*Given task*: Restate the full set of records exactly, word for word.

Dataset items
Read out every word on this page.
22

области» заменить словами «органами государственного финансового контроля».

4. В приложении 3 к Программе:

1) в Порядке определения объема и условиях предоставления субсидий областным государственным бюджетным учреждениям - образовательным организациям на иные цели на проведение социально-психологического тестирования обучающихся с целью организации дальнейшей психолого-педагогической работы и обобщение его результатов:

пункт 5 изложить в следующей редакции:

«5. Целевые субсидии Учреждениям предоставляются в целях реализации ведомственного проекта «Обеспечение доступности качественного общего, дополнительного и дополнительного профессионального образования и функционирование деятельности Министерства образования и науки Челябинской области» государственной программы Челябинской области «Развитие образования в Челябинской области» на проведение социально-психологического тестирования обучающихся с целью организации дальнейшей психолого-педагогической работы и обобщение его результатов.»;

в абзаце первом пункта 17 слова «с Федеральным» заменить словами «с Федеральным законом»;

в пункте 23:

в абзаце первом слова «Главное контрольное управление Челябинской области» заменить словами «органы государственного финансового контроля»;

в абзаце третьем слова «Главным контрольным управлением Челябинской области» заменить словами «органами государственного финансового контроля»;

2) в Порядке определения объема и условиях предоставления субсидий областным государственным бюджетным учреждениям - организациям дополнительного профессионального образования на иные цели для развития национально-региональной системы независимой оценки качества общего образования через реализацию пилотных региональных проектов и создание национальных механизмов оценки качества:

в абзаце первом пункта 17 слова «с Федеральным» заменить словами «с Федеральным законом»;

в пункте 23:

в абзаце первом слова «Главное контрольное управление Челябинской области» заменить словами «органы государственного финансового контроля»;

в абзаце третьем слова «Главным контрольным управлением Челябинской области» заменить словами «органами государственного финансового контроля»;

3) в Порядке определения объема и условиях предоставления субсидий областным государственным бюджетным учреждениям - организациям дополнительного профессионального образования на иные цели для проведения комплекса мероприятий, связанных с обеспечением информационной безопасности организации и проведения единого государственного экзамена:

*Finished exercise*:
Read out every word on this page.
22

области» заменить словами «органами государственного финансового контроля».

4. В приложении 3 к Программе:

1) в Порядке определения объема и условиях предоставления субсидий областным государственным бюджетным учреждениям - образовательным организациям на иные цели на проведение социально-психологического тестирования обучающихся с целью организации дальнейшей психолого-педагогической работы и обобщение его результатов:

пункт 5 изложить в следующей редакции:

«5. Целевые субсидии Учреждениям предоставляются в целях реализации ведомственного проекта «Обеспечение доступности качественного общего, дополнительного и дополнительного профессионального образования и функционирование деятельности Министерства образования и науки Челябинской области» государственной программы Челябинской области «Развитие образования в Челябинской области» на проведение социально-психологического тестирования обучающихся с целью организации дальнейшей психолого-педагогической работы и обобщение его результатов.»;

в абзаце первом пункта 17 слова «с Федеральным» заменить словами «с Федеральным законом»;

в пункте 23:

в абзаце первом слова «Главное контрольное управление Челябинской области» заменить словами «органы государственного финансового контроля»;

в абзаце третьем слова «Главным контрольным управлением Челябинской области» заменить словами «органами государственного финансового контроля»;

2) в Порядке определения объема и условиях предоставления субсидий областным государственным бюджетным учреждениям - организациям дополнительного профессионального образования на иные цели для развития национально-региональной системы независимой оценки качества общего образования через реализацию пилотных региональных проектов и создание национальных механизмов оценки качества:

в абзаце первом пункта 17 слова «с Федеральным» заменить словами «с Федеральным законом»;

в пункте 23:

в абзаце первом слова «Главное контрольное управление Челябинской области» заменить словами «органы государственного финансового контроля»;

в абзаце третьем слова «Главным контрольным управлением Челябинской области» заменить словами «органами государственного финансового контроля»;

3) в Порядке определения объема и условиях предоставления субсидий областным государственным бюджетным учреждениям - организациям дополнительного профессионального образования на иные цели для проведения комплекса мероприятий, связанных с обеспечением информационной безопасности организации и проведения единого государственного экзамена:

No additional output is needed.